▶ **TASK OBJECTIVE**:
The data below must be copied in full and without any change.

▶ **STORED ROWS**:
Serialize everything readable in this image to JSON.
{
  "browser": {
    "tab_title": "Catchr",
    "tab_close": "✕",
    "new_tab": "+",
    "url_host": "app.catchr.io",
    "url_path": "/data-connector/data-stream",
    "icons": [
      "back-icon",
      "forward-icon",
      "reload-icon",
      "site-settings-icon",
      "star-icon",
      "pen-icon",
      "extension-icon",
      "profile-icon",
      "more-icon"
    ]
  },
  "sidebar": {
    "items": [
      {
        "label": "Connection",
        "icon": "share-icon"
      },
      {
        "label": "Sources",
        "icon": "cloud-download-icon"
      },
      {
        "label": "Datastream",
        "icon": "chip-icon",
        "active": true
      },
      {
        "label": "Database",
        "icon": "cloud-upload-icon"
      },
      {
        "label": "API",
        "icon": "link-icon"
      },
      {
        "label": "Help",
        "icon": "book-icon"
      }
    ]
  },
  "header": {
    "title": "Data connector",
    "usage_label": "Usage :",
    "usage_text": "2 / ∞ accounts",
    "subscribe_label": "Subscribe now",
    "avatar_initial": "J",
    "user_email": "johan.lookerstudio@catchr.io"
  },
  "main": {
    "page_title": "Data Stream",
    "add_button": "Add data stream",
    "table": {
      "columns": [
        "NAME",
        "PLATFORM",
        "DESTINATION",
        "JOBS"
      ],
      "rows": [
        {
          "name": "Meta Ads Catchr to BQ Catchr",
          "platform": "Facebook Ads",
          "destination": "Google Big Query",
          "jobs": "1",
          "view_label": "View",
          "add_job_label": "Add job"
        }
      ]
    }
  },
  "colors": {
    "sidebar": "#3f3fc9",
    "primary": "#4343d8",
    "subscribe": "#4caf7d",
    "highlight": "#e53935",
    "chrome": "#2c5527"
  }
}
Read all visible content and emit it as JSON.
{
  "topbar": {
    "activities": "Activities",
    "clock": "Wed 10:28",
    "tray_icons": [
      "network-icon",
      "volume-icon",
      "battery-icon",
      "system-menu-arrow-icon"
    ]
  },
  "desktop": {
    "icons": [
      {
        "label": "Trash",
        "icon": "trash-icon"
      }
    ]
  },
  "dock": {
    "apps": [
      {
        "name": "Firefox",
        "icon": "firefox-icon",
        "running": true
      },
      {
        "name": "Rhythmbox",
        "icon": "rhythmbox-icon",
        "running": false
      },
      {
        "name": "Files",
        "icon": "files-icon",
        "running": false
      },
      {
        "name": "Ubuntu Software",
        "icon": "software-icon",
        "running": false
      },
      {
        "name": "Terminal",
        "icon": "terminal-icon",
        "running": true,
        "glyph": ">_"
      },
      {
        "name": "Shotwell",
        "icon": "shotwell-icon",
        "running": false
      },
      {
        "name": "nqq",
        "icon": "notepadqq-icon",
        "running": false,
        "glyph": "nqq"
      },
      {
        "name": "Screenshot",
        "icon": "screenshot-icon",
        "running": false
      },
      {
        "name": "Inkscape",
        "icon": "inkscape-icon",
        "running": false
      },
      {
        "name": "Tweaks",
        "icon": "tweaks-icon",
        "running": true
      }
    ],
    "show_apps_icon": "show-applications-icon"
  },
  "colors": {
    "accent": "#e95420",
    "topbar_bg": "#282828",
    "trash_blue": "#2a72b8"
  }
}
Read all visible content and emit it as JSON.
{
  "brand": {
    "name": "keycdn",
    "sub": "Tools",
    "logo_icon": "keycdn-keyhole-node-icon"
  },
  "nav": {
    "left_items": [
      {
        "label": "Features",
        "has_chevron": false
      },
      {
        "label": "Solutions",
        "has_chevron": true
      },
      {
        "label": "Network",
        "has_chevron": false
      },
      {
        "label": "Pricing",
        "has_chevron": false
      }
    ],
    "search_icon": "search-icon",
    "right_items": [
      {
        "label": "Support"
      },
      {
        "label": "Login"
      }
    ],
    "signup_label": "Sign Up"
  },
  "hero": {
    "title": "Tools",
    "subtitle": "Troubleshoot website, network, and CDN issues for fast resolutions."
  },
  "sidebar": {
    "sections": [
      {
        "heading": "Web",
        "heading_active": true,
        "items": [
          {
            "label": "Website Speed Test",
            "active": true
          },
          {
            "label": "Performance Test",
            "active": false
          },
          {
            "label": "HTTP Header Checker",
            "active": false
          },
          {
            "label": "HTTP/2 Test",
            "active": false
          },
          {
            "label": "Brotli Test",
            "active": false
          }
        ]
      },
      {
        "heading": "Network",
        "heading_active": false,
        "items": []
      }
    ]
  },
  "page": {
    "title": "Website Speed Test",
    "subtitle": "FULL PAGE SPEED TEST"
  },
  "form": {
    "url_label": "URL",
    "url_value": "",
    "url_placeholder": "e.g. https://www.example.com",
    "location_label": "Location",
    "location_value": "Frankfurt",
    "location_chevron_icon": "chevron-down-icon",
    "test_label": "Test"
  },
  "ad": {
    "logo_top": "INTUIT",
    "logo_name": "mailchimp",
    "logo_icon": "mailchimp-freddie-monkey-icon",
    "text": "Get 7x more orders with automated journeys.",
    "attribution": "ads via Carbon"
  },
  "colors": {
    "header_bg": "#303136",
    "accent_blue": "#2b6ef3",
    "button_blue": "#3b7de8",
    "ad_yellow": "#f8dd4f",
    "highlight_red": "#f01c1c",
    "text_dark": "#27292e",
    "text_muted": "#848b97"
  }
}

▶ **TASK ANSWER**:
Serialize everything readable in this image to JSON.
{
  "browser": {
    "tab_title": "Catchr",
    "tab_close": "✕",
    "new_tab": "+",
    "url_host": "app.catchr.io",
    "url_path": "/data-connector/data-stream",
    "icons": [
      "back-icon",
      "forward-icon",
      "reload-icon",
      "site-settings-icon",
      "star-icon",
      "pen-icon",
      "extension-icon",
      "profile-icon",
      "more-icon"
    ]
  },
  "sidebar": {
    "items": [
      {
        "label": "Connection",
        "icon": "share-icon"
      },
      {
        "label": "Sources",
        "icon": "cloud-download-icon"
      },
      {
        "label": "Datastream",
        "icon": "chip-icon",
        "active": true
      },
      {
        "label": "Database",
        "icon": "cloud-upload-icon"
      },
      {
        "label": "API",
        "icon": "link-icon"
      },
      {
        "label": "Help",
        "icon": "book-icon"
      }
    ]
  },
  "header": {
    "title": "Data connector",
    "usage_label": "Usage :",
    "usage_text": "2 / ∞ accounts",
    "subscribe_label": "Subscribe now",
    "avatar_initial": "J",
    "user_email": "johan.lookerstudio@catchr.io"
  },
  "main": {
    "page_title": "Data Stream",
    "add_button": "Add data stream",
    "table": {
      "columns": [
        "NAME",
        "PLATFORM",
        "DESTINATION",
        "JOBS"
      ],
      "rows": [
        {
          "name": "Meta Ads Catchr to BQ Catchr",
          "platform": "Facebook Ads",
          "destination": "Google Big Query",
          "jobs": "1",
          "view_label": "View",
          "add_job_label": "Add job"
        }
      ]
    }
  },
  "colors": {
    "sidebar": "#3f3fc9",
    "primary": "#4343d8",
    "subscribe": "#4caf7d",
    "highlight": "#e53935",
    "chrome": "#2c5527"
  }
}
Read all visible content and emit it as JSON.
{
  "topbar": {
    "activities": "Activities",
    "clock": "Wed 10:28",
    "tray_icons": [
      "network-icon",
      "volume-icon",
      "battery-icon",
      "system-menu-arrow-icon"
    ]
  },
  "desktop": {
    "icons": [
      {
        "label": "Trash",
        "icon": "trash-icon"
      }
    ]
  },
  "dock": {
    "apps": [
      {
        "name": "Firefox",
        "icon": "firefox-icon",
        "running": true
      },
      {
        "name": "Rhythmbox",
        "icon": "rhythmbox-icon",
        "running": false
      },
      {
        "name": "Files",
        "icon": "files-icon",
        "running": false
      },
      {
        "name": "Ubuntu Software",
        "icon": "software-icon",
        "running": false
      },
      {
        "name": "Terminal",
        "icon": "terminal-icon",
        "running": true,
        "glyph": ">_"
      },
      {
        "name": "Shotwell",
        "icon": "shotwell-icon",
        "running": false
      },
      {
        "name": "nqq",
        "icon": "notepadqq-icon",
        "running": false,
        "glyph": "nqq"
      },
      {
        "name": "Screenshot",
        "icon": "screenshot-icon",
        "running": false
      },
      {
        "name": "Inkscape",
        "icon": "inkscape-icon",
        "running": false
      },
      {
        "name": "Tweaks",
        "icon": "tweaks-icon",
        "running": true
      }
    ],
    "show_apps_icon": "show-applications-icon"
  },
  "colors": {
    "accent": "#e95420",
    "topbar_bg": "#282828",
    "trash_blue": "#2a72b8"
  }
}
Read all visible content and emit it as JSON.
{
  "brand": {
    "name": "keycdn",
    "sub": "Tools",
    "logo_icon": "keycdn-keyhole-node-icon"
  },
  "nav": {
    "left_items": [
      {
        "label": "Features",
        "has_chevron": false
      },
      {
        "label": "Solutions",
        "has_chevron": true
      },
      {
        "label": "Network",
        "has_chevron": false
      },
      {
        "label": "Pricing",
        "has_chevron": false
      }
    ],
    "search_icon": "search-icon",
    "right_items": [
      {
        "label": "Support"
      },
      {
        "label": "Login"
      }
    ],
    "signup_label": "Sign Up"
  },
  "hero": {
    "title": "Tools",
    "subtitle": "Troubleshoot website, network, and CDN issues for fast resolutions."
  },
  "sidebar": {
    "sections": [
      {
        "heading": "Web",
        "heading_active": true,
        "items": [
          {
            "label": "Website Speed Test",
            "active": true
          },
          {
            "label": "Performance Test",
            "active": false
          },
          {
            "label": "HTTP Header Checker",
            "active": false
          },
          {
            "label": "HTTP/2 Test",
            "active": false
          },
          {
            "label": "Brotli Test",
            "active": false
          }
        ]
      },
      {
        "heading": "Network",
        "heading_active": false,
        "items": []
      }
    ]
  },
  "page": {
    "title": "Website Speed Test",
    "subtitle": "FULL PAGE SPEED TEST"
  },
  "form": {
    "url_label": "URL",
    "url_value": "",
    "url_placeholder": "e.g. https://www.example.com",
    "location_label": "Location",
    "location_value": "Frankfurt",
    "location_chevron_icon": "chevron-down-icon",
    "test_label": "Test"
  },
  "ad": {
    "logo_top": "INTUIT",
    "logo_name": "mailchimp",
    "logo_icon": "mailchimp-freddie-monkey-icon",
    "text": "Get 7x more orders with automated journeys.",
    "attribution": "ads via Carbon"
  },
  "colors": {
    "header_bg": "#303136",
    "accent_blue": "#2b6ef3",
    "button_blue": "#3b7de8",
    "ad_yellow": "#f8dd4f",
    "highlight_red": "#f01c1c",
    "text_dark": "#27292e",
    "text_muted": "#848b97"
  }
}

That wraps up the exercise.